◆ **REQUEST**
Set down the material below in full, matching it exactly.

------ INFORMATION SUPPLIED

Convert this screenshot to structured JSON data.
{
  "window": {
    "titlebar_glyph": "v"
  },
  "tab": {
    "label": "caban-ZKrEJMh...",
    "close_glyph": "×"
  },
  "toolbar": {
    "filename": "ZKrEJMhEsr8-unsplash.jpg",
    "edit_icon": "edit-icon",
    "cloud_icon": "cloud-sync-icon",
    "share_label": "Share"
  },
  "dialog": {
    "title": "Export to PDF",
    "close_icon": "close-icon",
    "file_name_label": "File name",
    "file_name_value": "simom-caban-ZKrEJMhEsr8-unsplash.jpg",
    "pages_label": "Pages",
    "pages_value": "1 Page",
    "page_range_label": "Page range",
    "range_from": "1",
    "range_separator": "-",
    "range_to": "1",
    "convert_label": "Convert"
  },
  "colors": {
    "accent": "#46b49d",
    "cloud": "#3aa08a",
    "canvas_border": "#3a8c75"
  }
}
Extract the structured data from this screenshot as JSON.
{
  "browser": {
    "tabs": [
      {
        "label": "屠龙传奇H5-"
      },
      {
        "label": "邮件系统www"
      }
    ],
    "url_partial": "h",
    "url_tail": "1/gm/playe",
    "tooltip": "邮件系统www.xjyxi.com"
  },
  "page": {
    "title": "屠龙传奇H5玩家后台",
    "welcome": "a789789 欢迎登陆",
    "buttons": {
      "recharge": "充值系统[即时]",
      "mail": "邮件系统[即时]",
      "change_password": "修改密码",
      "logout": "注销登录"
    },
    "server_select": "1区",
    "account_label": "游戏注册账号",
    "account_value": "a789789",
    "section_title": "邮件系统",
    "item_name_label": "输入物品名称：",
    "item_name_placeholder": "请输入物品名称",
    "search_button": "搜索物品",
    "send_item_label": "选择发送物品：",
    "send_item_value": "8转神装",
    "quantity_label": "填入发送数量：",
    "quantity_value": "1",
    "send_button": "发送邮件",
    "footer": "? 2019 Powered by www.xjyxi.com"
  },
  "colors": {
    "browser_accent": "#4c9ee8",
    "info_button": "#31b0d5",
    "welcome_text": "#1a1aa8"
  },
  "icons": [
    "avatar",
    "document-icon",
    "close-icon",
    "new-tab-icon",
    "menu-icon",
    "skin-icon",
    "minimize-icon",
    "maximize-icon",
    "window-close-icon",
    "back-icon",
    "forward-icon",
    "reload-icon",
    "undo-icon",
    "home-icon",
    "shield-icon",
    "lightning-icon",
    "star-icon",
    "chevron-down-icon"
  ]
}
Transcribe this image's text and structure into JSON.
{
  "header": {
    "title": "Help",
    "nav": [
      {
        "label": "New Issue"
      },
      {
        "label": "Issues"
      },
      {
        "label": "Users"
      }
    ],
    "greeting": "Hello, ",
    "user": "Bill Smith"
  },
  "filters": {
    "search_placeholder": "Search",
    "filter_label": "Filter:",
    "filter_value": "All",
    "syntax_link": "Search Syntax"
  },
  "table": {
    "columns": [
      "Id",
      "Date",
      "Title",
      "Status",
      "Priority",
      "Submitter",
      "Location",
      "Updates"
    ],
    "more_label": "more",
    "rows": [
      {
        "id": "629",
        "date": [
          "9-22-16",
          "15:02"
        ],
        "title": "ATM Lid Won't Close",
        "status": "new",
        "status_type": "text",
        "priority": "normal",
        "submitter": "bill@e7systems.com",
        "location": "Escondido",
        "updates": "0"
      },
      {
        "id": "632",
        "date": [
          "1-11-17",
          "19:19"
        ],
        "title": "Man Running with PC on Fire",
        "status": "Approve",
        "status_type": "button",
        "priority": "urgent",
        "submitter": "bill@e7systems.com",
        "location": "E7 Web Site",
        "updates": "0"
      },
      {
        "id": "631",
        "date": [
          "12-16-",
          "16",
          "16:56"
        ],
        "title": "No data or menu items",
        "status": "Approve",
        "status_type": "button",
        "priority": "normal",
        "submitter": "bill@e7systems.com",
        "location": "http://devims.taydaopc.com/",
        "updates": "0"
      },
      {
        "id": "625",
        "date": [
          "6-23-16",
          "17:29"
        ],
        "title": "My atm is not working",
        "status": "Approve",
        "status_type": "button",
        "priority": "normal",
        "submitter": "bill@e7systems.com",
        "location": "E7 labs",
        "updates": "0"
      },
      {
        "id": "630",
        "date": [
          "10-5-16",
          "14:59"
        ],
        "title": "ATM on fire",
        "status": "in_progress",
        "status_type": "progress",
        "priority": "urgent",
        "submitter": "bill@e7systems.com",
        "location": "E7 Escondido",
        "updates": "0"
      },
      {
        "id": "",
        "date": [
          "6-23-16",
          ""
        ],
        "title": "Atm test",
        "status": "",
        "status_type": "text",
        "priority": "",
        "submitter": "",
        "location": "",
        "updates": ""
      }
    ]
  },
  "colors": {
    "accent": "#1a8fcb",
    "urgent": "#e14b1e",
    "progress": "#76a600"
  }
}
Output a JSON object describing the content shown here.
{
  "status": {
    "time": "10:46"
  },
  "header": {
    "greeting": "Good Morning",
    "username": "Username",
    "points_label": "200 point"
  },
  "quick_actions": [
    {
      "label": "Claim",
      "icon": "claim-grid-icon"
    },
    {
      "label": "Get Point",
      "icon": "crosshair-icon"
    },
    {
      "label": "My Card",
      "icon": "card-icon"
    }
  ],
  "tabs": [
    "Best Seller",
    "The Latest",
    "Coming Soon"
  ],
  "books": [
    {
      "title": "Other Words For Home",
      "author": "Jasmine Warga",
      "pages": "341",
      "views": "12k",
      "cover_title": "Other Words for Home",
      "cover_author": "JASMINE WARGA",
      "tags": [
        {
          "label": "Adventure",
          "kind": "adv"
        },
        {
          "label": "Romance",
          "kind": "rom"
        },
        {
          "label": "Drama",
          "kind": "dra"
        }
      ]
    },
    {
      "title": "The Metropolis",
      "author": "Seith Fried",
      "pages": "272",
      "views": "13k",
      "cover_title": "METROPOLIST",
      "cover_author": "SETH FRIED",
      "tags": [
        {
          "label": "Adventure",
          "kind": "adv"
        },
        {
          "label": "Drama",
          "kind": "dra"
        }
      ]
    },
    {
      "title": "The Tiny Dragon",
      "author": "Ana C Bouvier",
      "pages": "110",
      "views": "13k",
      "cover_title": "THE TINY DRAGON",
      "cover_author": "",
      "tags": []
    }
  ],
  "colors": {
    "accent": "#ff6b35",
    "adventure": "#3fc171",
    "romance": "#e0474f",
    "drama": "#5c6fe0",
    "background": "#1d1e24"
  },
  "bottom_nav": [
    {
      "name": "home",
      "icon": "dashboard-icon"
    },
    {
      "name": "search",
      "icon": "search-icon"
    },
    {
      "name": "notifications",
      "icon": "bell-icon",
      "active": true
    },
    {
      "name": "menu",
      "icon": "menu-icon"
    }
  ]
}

------------

◆ **OUTPUT**
Convert this screenshot to structured JSON data.
{
  "window": {
    "titlebar_glyph": "v"
  },
  "tab": {
    "label": "caban-ZKrEJMh...",
    "close_glyph": "×"
  },
  "toolbar": {
    "filename": "ZKrEJMhEsr8-unsplash.jpg",
    "edit_icon": "edit-icon",
    "cloud_icon": "cloud-sync-icon",
    "share_label": "Share"
  },
  "dialog": {
    "title": "Export to PDF",
    "close_icon": "close-icon",
    "file_name_label": "File name",
    "file_name_value": "simom-caban-ZKrEJMhEsr8-unsplash.jpg",
    "pages_label": "Pages",
    "pages_value": "1 Page",
    "page_range_label": "Page range",
    "range_from": "1",
    "range_separator": "-",
    "range_to": "1",
    "convert_label": "Convert"
  },
  "colors": {
    "accent": "#46b49d",
    "cloud": "#3aa08a",
    "canvas_border": "#3a8c75"
  }
}
Extract the structured data from this screenshot as JSON.
{
  "browser": {
    "tabs": [
      {
        "label": "屠龙传奇H5-"
      },
      {
        "label": "邮件系统www"
      }
    ],
    "url_partial": "h",
    "url_tail": "1/gm/playe",
    "tooltip": "邮件系统www.xjyxi.com"
  },
  "page": {
    "title": "屠龙传奇H5玩家后台",
    "welcome": "a789789 欢迎登陆",
    "buttons": {
      "recharge": "充值系统[即时]",
      "mail": "邮件系统[即时]",
      "change_password": "修改密码",
      "logout": "注销登录"
    },
    "server_select": "1区",
    "account_label": "游戏注册账号",
    "account_value": "a789789",
    "section_title": "邮件系统",
    "item_name_label": "输入物品名称：",
    "item_name_placeholder": "请输入物品名称",
    "search_button": "搜索物品",
    "send_item_label": "选择发送物品：",
    "send_item_value": "8转神装",
    "quantity_label": "填入发送数量：",
    "quantity_value": "1",
    "send_button": "发送邮件",
    "footer": "? 2019 Powered by www.xjyxi.com"
  },
  "colors": {
    "browser_accent": "#4c9ee8",
    "info_button": "#31b0d5",
    "welcome_text": "#1a1aa8"
  },
  "icons": [
    "avatar",
    "document-icon",
    "close-icon",
    "new-tab-icon",
    "menu-icon",
    "skin-icon",
    "minimize-icon",
    "maximize-icon",
    "window-close-icon",
    "back-icon",
    "forward-icon",
    "reload-icon",
    "undo-icon",
    "home-icon",
    "shield-icon",
    "lightning-icon",
    "star-icon",
    "chevron-down-icon"
  ]
}
Transcribe this image's text and structure into JSON.
{
  "header": {
    "title": "Help",
    "nav": [
      {
        "label": "New Issue"
      },
      {
        "label": "Issues"
      },
      {
        "label": "Users"
      }
    ],
    "greeting": "Hello, ",
    "user": "Bill Smith"
  },
  "filters": {
    "search_placeholder": "Search",
    "filter_label": "Filter:",
    "filter_value": "All",
    "syntax_link": "Search Syntax"
  },
  "table": {
    "columns": [
      "Id",
      "Date",
      "Title",
      "Status",
      "Priority",
      "Submitter",
      "Location",
      "Updates"
    ],
    "more_label": "more",
    "rows": [
      {
        "id": "629",
        "date": [
          "9-22-16",
          "15:02"
        ],
        "title": "ATM Lid Won't Close",
        "status": "new",
        "status_type": "text",
        "priority": "normal",
        "submitter": "bill@e7systems.com",
        "location": "Escondido",
        "updates": "0"
      },
      {
        "id": "632",
        "date": [
          "1-11-17",
          "19:19"
        ],
        "title": "Man Running with PC on Fire",
        "status": "Approve",
        "status_type": "button",
        "priority": "urgent",
        "submitter": "bill@e7systems.com",
        "location": "E7 Web Site",
        "updates": "0"
      },
      {
        "id": "631",
        "date": [
          "12-16-",
          "16",
          "16:56"
        ],
        "title": "No data or menu items",
        "status": "Approve",
        "status_type": "button",
        "priority": "normal",
        "submitter": "bill@e7systems.com",
        "location": "http://devims.taydaopc.com/",
        "updates": "0"
      },
      {
        "id": "625",
        "date": [
          "6-23-16",
          "17:29"
        ],
        "title": "My atm is not working",
        "status": "Approve",
        "status_type": "button",
        "priority": "normal",
        "submitter": "bill@e7systems.com",
        "location": "E7 labs",
        "updates": "0"
      },
      {
        "id": "630",
        "date": [
          "10-5-16",
          "14:59"
        ],
        "title": "ATM on fire",
        "status": "in_progress",
        "status_type": "progress",
        "priority": "urgent",
        "submitter": "bill@e7systems.com",
        "location": "E7 Escondido",
        "updates": "0"
      },
      {
        "id": "",
        "date": [
          "6-23-16",
          ""
        ],
        "title": "Atm test",
        "status": "",
        "status_type": "text",
        "priority": "",
        "submitter": "",
        "location": "",
        "updates": ""
      }
    ]
  },
  "colors": {
    "accent": "#1a8fcb",
    "urgent": "#e14b1e",
    "progress": "#76a600"
  }
}
Output a JSON object describing the content shown here.
{
  "status": {
    "time": "10:46"
  },
  "header": {
    "greeting": "Good Morning",
    "username": "Username",
    "points_label": "200 point"
  },
  "quick_actions": [
    {
      "label": "Claim",
      "icon": "claim-grid-icon"
    },
    {
      "label": "Get Point",
      "icon": "crosshair-icon"
    },
    {
      "label": "My Card",
      "icon": "card-icon"
    }
  ],
  "tabs": [
    "Best Seller",
    "The Latest",
    "Coming Soon"
  ],
  "books": [
    {
      "title": "Other Words For Home",
      "author": "Jasmine Warga",
      "pages": "341",
      "views": "12k",
      "cover_title": "Other Words for Home",
      "cover_author": "JASMINE WARGA",
      "tags": [
        {
          "label": "Adventure",
          "kind": "adv"
        },
        {
          "label": "Romance",
          "kind": "rom"
        },
        {
          "label": "Drama",
          "kind": "dra"
        }
      ]
    },
    {
      "title": "The Metropolis",
      "author": "Seith Fried",
      "pages": "272",
      "views": "13k",
      "cover_title": "METROPOLIST",
      "cover_author": "SETH FRIED",
      "tags": [
        {
          "label": "Adventure",
          "kind": "adv"
        },
        {
          "label": "Drama",
          "kind": "dra"
        }
      ]
    },
    {
      "title": "The Tiny Dragon",
      "author": "Ana C Bouvier",
      "pages": "110",
      "views": "13k",
      "cover_title": "THE TINY DRAGON",
      "cover_author": "",
      "tags": []
    }
  ],
  "colors": {
    "accent": "#ff6b35",
    "adventure": "#3fc171",
    "romance": "#e0474f",
    "drama": "#5c6fe0",
    "background": "#1d1e24"
  },
  "bottom_nav": [
    {
      "name": "home",
      "icon": "dashboard-icon"
    },
    {
      "name": "search",
      "icon": "search-icon"
    },
    {
      "name": "notifications",
      "icon": "bell-icon",
      "active": true
    },
    {
      "name": "menu",
      "icon": "menu-icon"
    }
  ]
}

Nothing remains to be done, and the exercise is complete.